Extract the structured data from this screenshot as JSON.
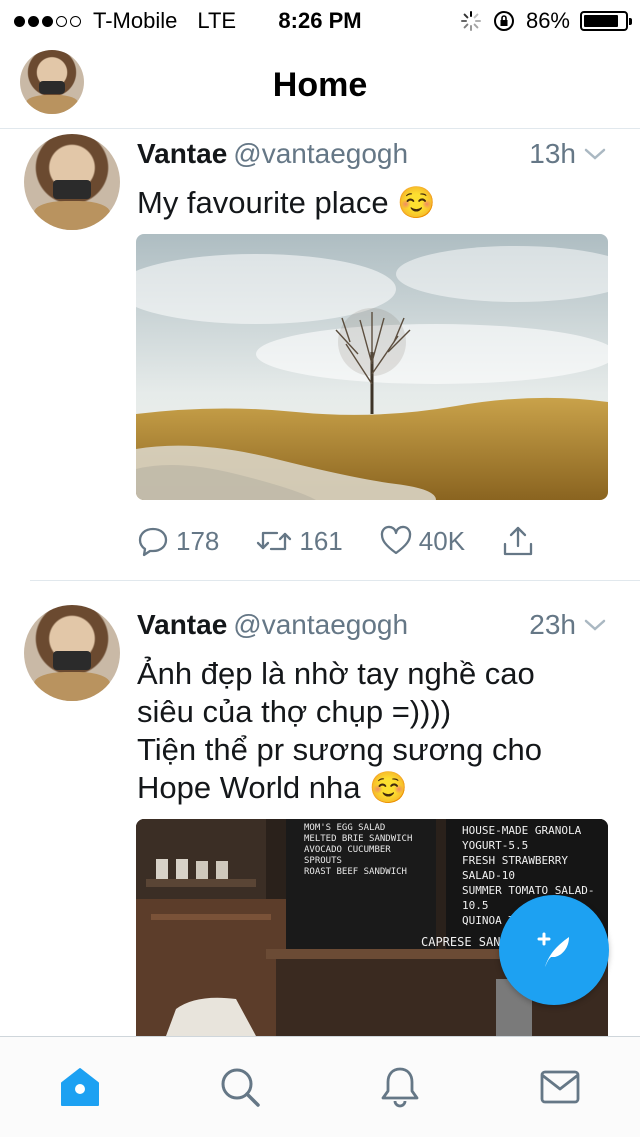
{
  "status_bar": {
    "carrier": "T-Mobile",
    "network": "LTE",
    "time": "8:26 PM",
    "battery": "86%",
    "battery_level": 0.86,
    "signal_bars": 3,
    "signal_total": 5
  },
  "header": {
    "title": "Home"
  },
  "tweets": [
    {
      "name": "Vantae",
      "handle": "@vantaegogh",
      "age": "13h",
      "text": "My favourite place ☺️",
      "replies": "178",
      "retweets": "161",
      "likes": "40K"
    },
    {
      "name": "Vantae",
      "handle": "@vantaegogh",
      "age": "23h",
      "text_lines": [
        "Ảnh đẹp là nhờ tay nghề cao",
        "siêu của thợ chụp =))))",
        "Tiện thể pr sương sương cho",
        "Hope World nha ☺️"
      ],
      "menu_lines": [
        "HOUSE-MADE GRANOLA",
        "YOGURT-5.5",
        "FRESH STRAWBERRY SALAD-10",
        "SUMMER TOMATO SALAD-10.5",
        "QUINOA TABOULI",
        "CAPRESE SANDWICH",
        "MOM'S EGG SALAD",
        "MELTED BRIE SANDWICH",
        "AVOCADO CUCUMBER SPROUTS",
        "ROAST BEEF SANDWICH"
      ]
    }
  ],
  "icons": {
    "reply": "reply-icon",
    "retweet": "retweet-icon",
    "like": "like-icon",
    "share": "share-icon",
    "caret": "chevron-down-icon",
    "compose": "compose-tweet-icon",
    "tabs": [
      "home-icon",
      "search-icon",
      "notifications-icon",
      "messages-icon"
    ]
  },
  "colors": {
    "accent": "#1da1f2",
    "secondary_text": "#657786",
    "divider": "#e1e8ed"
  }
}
☆ ☆ ☆ ☆ ☆ ☆ ☆
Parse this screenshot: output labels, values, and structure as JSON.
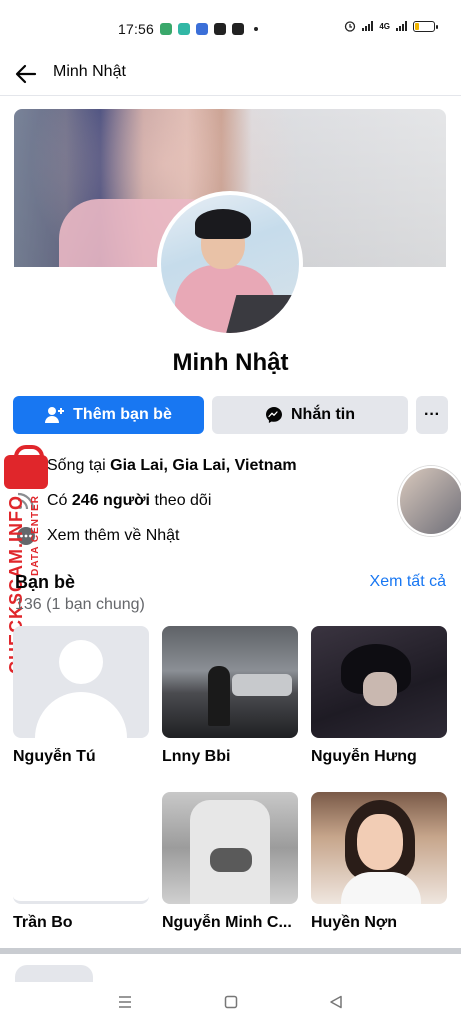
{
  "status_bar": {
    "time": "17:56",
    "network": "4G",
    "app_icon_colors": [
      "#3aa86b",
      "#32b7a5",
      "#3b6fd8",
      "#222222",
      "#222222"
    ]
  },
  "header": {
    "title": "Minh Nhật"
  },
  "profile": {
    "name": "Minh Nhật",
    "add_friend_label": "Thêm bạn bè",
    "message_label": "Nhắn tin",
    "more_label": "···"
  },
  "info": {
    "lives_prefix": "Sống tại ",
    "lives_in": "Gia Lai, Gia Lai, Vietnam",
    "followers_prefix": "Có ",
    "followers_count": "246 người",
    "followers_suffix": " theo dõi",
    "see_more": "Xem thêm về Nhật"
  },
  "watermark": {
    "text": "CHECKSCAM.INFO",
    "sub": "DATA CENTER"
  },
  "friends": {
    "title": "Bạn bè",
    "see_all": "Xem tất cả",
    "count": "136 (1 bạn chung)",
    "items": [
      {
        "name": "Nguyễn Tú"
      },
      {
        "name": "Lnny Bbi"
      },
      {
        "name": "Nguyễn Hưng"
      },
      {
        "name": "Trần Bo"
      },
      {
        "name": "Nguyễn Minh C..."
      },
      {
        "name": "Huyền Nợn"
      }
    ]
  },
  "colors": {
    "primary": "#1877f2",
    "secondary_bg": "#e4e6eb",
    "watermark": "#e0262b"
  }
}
☆ ☆ ☆ ☆ ☆ ☆ ☆
> DIRECTIONS FOR THIS TASK
Reproduce each line of the material containing the word "SANDWICH".

> SOLUTION TO THIS EXERCISE
        "CAPRESE SANDWICH",
        "MELTED BRIE SANDWICH",
        "ROAST BEEF SANDWICH"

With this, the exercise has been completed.